_TASK:_ Transcribe the records below exactly as they appear, omitting any pictures.
== AVAILABLE DATA
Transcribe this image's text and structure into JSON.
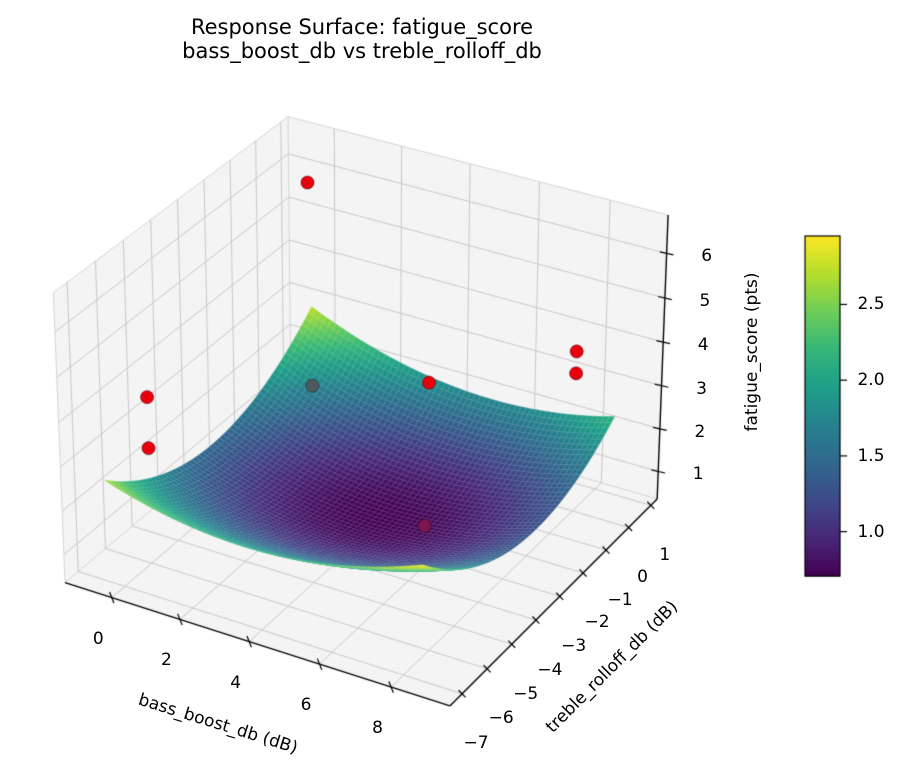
{
  "title": {
    "line1": "Response Surface: fatigue_score",
    "line2": "bass_boost_db vs treble_rolloff_db"
  },
  "chart_data": {
    "type": "surface3d_with_scatter",
    "axes": {
      "x": {
        "label": "bass_boost_db (dB)",
        "ticks": [
          0,
          2,
          4,
          6,
          8
        ],
        "range": [
          -1.39,
          9.62
        ]
      },
      "y": {
        "label": "treble_rolloff_db (dB)",
        "ticks": [
          1,
          0,
          -1,
          -2,
          -3,
          -4,
          -5,
          -6,
          -7
        ],
        "range": [
          -7.48,
          1.29
        ]
      },
      "z": {
        "label": "fatigue_score (pts)",
        "ticks": [
          1,
          2,
          3,
          4,
          5,
          6
        ],
        "range": [
          0.35,
          6.85
        ]
      }
    },
    "surface": {
      "model": "z = c + a*(x-x0)^2 + b*(y-y0)^2 + d*(x-x0)*(y-y0)",
      "coeffs": {
        "c": 0.71,
        "a": 0.033,
        "b": 0.078,
        "d": -0.012,
        "x0": 4.3,
        "y0": -2.7
      },
      "x_domain": [
        -0.5,
        8.5
      ],
      "y_domain": [
        -7,
        1
      ],
      "sample_x": [
        0,
        2,
        4,
        6,
        8
      ],
      "sample_y": [
        -7,
        -5,
        -3,
        -1,
        1
      ],
      "sample_z": [
        [
          2.54,
          1.61,
          1.31,
          1.63,
          2.58
        ],
        [
          2.21,
          1.23,
          0.88,
          1.16,
          2.06
        ],
        [
          2.14,
          1.12,
          0.72,
          0.94,
          1.79
        ],
        [
          2.33,
          1.27,
          0.82,
          1.0,
          1.8
        ],
        [
          2.8,
          1.68,
          1.18,
          1.31,
          2.07
        ]
      ],
      "colormap": "viridis",
      "grid_n": 60
    },
    "scatter": [
      {
        "x": 0,
        "y": 0.2,
        "z": 6.1,
        "color": "#e8000d"
      },
      {
        "x": 8,
        "y": 0,
        "z": 4.05,
        "color": "#e8000d"
      },
      {
        "x": 8,
        "y": 0,
        "z": 3.55,
        "color": "#e8000d"
      },
      {
        "x": 5.5,
        "y": -2.5,
        "z": 4.0,
        "color": "#e8000d"
      },
      {
        "x": 0,
        "y": -6,
        "z": 4.15,
        "color": "#e8000d"
      },
      {
        "x": 0,
        "y": -6,
        "z": 3.0,
        "color": "#e8000d"
      },
      {
        "x": 2.5,
        "y": -3,
        "z": 3.5,
        "color": "#4e585e"
      },
      {
        "x": 5.2,
        "y": -2.2,
        "z": 0.48,
        "color": "#7c1550"
      }
    ],
    "colorbar": {
      "vmin": 0.707,
      "vmax": 2.952,
      "tick_values": [
        1.0,
        1.5,
        2.0,
        2.5
      ],
      "tick_labels": [
        "1.0",
        "1.5",
        "2.0",
        "2.5"
      ]
    },
    "colormap_stops": [
      [
        68,
        1,
        84
      ],
      [
        72,
        40,
        120
      ],
      [
        62,
        74,
        137
      ],
      [
        49,
        104,
        142
      ],
      [
        38,
        130,
        142
      ],
      [
        31,
        158,
        137
      ],
      [
        53,
        183,
        121
      ],
      [
        109,
        205,
        89
      ],
      [
        180,
        222,
        44
      ],
      [
        253,
        231,
        37
      ]
    ],
    "style_colors": {
      "pane": "#f4f4f4",
      "grid": "#c9c9c9",
      "pane_edge": "#d4d4d4",
      "spine": "#000000",
      "marker_red": "#e8000d"
    }
  }
}
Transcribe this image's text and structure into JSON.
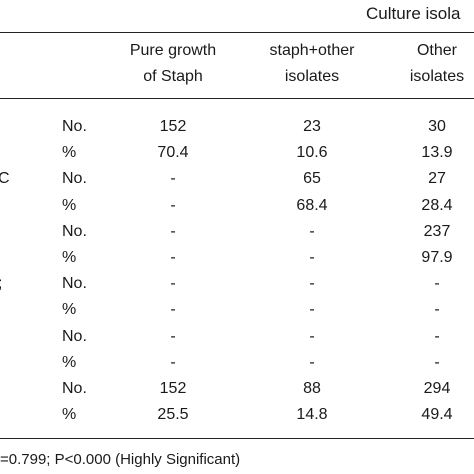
{
  "table": {
    "group_header": "Culture isola",
    "column_headers": [
      {
        "line1": "Pure growth",
        "line2": "of Staph"
      },
      {
        "line1": "staph+other",
        "line2": "isolates"
      },
      {
        "line1": "Other",
        "line2": "isolates"
      }
    ],
    "rows": [
      {
        "stub": "",
        "label": "No.",
        "cells": [
          "152",
          "23",
          "30"
        ]
      },
      {
        "stub": "",
        "label": "%",
        "cells": [
          "70.4",
          "10.6",
          "13.9"
        ]
      },
      {
        "stub": "C",
        "label": "No.",
        "cells": [
          "-",
          "65",
          "27"
        ]
      },
      {
        "stub": "",
        "label": "%",
        "cells": [
          "-",
          "68.4",
          "28.4"
        ]
      },
      {
        "stub": "",
        "label": "No.",
        "cells": [
          "-",
          "-",
          "237"
        ]
      },
      {
        "stub": "",
        "label": "%",
        "cells": [
          "-",
          "-",
          "97.9"
        ]
      },
      {
        "stub": ";",
        "label": "No.",
        "cells": [
          "-",
          "-",
          "-"
        ]
      },
      {
        "stub": "",
        "label": "%",
        "cells": [
          "-",
          "-",
          "-"
        ]
      },
      {
        "stub": "",
        "label": "No.",
        "cells": [
          "-",
          "-",
          "-"
        ]
      },
      {
        "stub": "",
        "label": "%",
        "cells": [
          "-",
          "-",
          "-"
        ]
      },
      {
        "stub": "",
        "label": "No.",
        "cells": [
          "152",
          "88",
          "294"
        ]
      },
      {
        "stub": "",
        "label": "%",
        "cells": [
          "25.5",
          "14.8",
          "49.4"
        ]
      }
    ],
    "footnote": "=0.799; P<0.000 (Highly Significant)"
  }
}
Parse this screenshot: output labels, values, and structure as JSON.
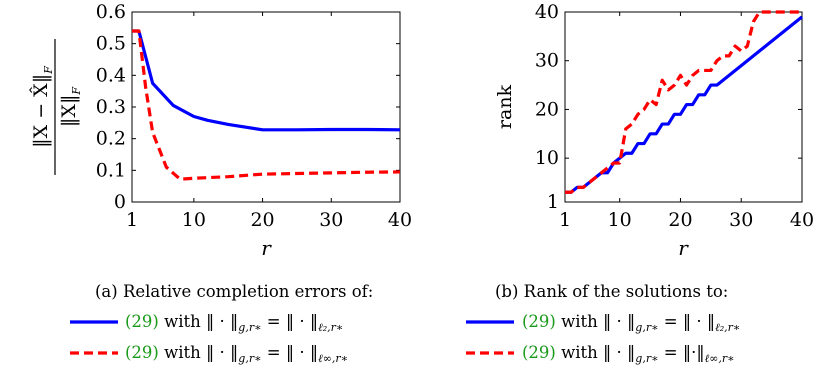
====
_SOLUTION TO THE EXERCISE:_
Transcribe this image's text and structure into JSON.
{
  "title": {
    "line1": "Response Surface: fatigue_score",
    "line2": "bass_boost_db vs treble_rolloff_db"
  },
  "chart_data": {
    "type": "surface3d_with_scatter",
    "axes": {
      "x": {
        "label": "bass_boost_db (dB)",
        "ticks": [
          0,
          2,
          4,
          6,
          8
        ],
        "range": [
          -1.39,
          9.62
        ]
      },
      "y": {
        "label": "treble_rolloff_db (dB)",
        "ticks": [
          1,
          0,
          -1,
          -2,
          -3,
          -4,
          -5,
          -6,
          -7
        ],
        "range": [
          -7.48,
          1.29
        ]
      },
      "z": {
        "label": "fatigue_score (pts)",
        "ticks": [
          1,
          2,
          3,
          4,
          5,
          6
        ],
        "range": [
          0.35,
          6.85
        ]
      }
    },
    "surface": {
      "model": "z = c + a*(x-x0)^2 + b*(y-y0)^2 + d*(x-x0)*(y-y0)",
      "coeffs": {
        "c": 0.71,
        "a": 0.033,
        "b": 0.078,
        "d": -0.012,
        "x0": 4.3,
        "y0": -2.7
      },
      "x_domain": [
        -0.5,
        8.5
      ],
      "y_domain": [
        -7,
        1
      ],
      "sample_x": [
        0,
        2,
        4,
        6,
        8
      ],
      "sample_y": [
        -7,
        -5,
        -3,
        -1,
        1
      ],
      "sample_z": [
        [
          2.54,
          1.61,
          1.31,
          1.63,
          2.58
        ],
        [
          2.21,
          1.23,
          0.88,
          1.16,
          2.06
        ],
        [
          2.14,
          1.12,
          0.72,
          0.94,
          1.79
        ],
        [
          2.33,
          1.27,
          0.82,
          1.0,
          1.8
        ],
        [
          2.8,
          1.68,
          1.18,
          1.31,
          2.07
        ]
      ],
      "colormap": "viridis",
      "grid_n": 60
    },
    "scatter": [
      {
        "x": 0,
        "y": 0.2,
        "z": 6.1,
        "color": "#e8000d"
      },
      {
        "x": 8,
        "y": 0,
        "z": 4.05,
        "color": "#e8000d"
      },
      {
        "x": 8,
        "y": 0,
        "z": 3.55,
        "color": "#e8000d"
      },
      {
        "x": 5.5,
        "y": -2.5,
        "z": 4.0,
        "color": "#e8000d"
      },
      {
        "x": 0,
        "y": -6,
        "z": 4.15,
        "color": "#e8000d"
      },
      {
        "x": 0,
        "y": -6,
        "z": 3.0,
        "color": "#e8000d"
      },
      {
        "x": 2.5,
        "y": -3,
        "z": 3.5,
        "color": "#4e585e"
      },
      {
        "x": 5.2,
        "y": -2.2,
        "z": 0.48,
        "color": "#7c1550"
      }
    ],
    "colorbar": {
      "vmin": 0.707,
      "vmax": 2.952,
      "tick_values": [
        1.0,
        1.5,
        2.0,
        2.5
      ],
      "tick_labels": [
        "1.0",
        "1.5",
        "2.0",
        "2.5"
      ]
    },
    "colormap_stops": [
      [
        68,
        1,
        84
      ],
      [
        72,
        40,
        120
      ],
      [
        62,
        74,
        137
      ],
      [
        49,
        104,
        142
      ],
      [
        38,
        130,
        142
      ],
      [
        31,
        158,
        137
      ],
      [
        53,
        183,
        121
      ],
      [
        109,
        205,
        89
      ],
      [
        180,
        222,
        44
      ],
      [
        253,
        231,
        37
      ]
    ],
    "style_colors": {
      "pane": "#f4f4f4",
      "grid": "#c9c9c9",
      "pane_edge": "#d4d4d4",
      "spine": "#000000",
      "marker_red": "#e8000d"
    }
  }
}
Transcribe this image's text and structure into JSON.
{
  "table": {
    "group_header": "Culture isola",
    "column_headers": [
      {
        "line1": "Pure growth",
        "line2": "of Staph"
      },
      {
        "line1": "staph+other",
        "line2": "isolates"
      },
      {
        "line1": "Other",
        "line2": "isolates"
      }
    ],
    "rows": [
      {
        "stub": "",
        "label": "No.",
        "cells": [
          "152",
          "23",
          "30"
        ]
      },
      {
        "stub": "",
        "label": "%",
        "cells": [
          "70.4",
          "10.6",
          "13.9"
        ]
      },
      {
        "stub": "C",
        "label": "No.",
        "cells": [
          "-",
          "65",
          "27"
        ]
      },
      {
        "stub": "",
        "label": "%",
        "cells": [
          "-",
          "68.4",
          "28.4"
        ]
      },
      {
        "stub": "",
        "label": "No.",
        "cells": [
          "-",
          "-",
          "237"
        ]
      },
      {
        "stub": "",
        "label": "%",
        "cells": [
          "-",
          "-",
          "97.9"
        ]
      },
      {
        "stub": ";",
        "label": "No.",
        "cells": [
          "-",
          "-",
          "-"
        ]
      },
      {
        "stub": "",
        "label": "%",
        "cells": [
          "-",
          "-",
          "-"
        ]
      },
      {
        "stub": "",
        "label": "No.",
        "cells": [
          "-",
          "-",
          "-"
        ]
      },
      {
        "stub": "",
        "label": "%",
        "cells": [
          "-",
          "-",
          "-"
        ]
      },
      {
        "stub": "",
        "label": "No.",
        "cells": [
          "152",
          "88",
          "294"
        ]
      },
      {
        "stub": "",
        "label": "%",
        "cells": [
          "25.5",
          "14.8",
          "49.4"
        ]
      }
    ],
    "footnote": "=0.799; P<0.000 (Highly Significant)"
  }
}
Parse this screenshot: output labels, values, and structure as JSON.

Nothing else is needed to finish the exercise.